A run of records
########
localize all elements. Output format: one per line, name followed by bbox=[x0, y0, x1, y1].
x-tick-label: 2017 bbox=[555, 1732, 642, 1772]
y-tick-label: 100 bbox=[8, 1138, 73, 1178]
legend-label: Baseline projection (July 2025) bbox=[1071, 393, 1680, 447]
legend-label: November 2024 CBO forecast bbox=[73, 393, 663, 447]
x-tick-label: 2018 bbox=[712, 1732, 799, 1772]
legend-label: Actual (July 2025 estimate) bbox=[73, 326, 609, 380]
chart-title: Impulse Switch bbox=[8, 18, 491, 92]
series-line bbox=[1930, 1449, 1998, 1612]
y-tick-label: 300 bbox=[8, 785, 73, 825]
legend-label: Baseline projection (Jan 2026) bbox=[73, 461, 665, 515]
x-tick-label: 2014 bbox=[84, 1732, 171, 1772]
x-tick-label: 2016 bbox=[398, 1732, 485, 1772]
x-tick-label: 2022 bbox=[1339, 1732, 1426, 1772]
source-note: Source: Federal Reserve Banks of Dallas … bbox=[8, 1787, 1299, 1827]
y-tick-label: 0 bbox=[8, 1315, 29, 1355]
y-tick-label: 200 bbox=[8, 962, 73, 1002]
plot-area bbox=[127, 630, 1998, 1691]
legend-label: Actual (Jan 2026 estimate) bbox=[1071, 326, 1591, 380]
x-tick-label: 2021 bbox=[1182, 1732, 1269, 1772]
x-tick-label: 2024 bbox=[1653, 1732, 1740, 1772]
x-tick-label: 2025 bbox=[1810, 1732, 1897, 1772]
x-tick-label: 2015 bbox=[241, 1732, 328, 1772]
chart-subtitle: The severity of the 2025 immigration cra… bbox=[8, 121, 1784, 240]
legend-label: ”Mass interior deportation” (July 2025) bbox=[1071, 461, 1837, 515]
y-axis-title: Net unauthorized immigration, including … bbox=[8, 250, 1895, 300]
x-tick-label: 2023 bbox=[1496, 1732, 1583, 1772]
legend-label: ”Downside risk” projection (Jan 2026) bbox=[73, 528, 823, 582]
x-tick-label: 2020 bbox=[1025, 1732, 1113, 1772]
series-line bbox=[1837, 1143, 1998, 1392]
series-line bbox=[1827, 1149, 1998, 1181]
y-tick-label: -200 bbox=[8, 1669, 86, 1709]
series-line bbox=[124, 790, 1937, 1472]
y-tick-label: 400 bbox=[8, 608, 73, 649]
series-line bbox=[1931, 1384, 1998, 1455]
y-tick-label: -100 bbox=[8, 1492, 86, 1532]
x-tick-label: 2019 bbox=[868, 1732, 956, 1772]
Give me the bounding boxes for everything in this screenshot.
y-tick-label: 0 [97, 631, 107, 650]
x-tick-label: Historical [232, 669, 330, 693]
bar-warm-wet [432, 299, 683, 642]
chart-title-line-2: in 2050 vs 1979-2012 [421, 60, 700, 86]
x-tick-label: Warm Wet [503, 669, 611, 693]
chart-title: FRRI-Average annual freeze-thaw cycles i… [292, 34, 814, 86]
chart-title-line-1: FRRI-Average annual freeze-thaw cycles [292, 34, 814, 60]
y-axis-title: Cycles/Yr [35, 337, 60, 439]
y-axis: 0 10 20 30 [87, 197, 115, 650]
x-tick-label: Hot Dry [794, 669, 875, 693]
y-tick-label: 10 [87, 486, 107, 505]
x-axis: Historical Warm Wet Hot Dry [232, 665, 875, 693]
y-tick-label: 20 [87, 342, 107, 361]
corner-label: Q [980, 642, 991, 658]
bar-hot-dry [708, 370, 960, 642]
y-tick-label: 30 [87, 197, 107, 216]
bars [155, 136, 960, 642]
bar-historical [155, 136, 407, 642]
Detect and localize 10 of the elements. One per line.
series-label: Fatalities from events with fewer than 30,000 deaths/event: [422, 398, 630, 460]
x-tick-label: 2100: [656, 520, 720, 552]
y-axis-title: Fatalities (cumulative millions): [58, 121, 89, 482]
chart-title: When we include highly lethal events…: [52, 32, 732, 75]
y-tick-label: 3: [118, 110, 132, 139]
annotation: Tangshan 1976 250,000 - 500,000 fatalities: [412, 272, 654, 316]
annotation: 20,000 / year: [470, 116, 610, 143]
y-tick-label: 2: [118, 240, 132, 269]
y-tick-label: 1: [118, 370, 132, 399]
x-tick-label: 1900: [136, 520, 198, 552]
########
* _INSTRUCTION_:
Show every line above that contains the word "localize". Case counts.

* _SOLUTION FOR THIS TASK_:
localize all elements. Output format: one per line, name followed by bbox=[x0, y0, x1, y1].
Detect and localize 10 of the elements. One per line.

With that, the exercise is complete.